TASK TO CARRY OUT
Use the entries below to count the lines that hold the word "name"; answer with the number only.

(Records from a collection of figures)
******************************

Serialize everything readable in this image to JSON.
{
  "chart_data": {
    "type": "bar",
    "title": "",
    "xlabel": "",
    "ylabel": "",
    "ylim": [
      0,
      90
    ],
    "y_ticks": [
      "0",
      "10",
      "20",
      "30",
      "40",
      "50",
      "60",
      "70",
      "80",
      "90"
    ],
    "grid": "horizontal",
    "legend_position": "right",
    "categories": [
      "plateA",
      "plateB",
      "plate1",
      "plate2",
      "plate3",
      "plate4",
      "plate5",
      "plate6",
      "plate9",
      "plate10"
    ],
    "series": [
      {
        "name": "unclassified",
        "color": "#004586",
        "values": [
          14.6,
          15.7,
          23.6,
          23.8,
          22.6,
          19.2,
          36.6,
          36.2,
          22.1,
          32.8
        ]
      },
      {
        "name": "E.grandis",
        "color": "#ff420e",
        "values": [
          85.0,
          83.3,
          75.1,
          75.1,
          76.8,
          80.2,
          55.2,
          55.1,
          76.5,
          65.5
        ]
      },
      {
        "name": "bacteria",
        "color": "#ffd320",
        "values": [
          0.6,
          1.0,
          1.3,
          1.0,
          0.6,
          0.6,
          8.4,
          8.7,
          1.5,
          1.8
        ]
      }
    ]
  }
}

******************************

PROBLEM SOLUTION
3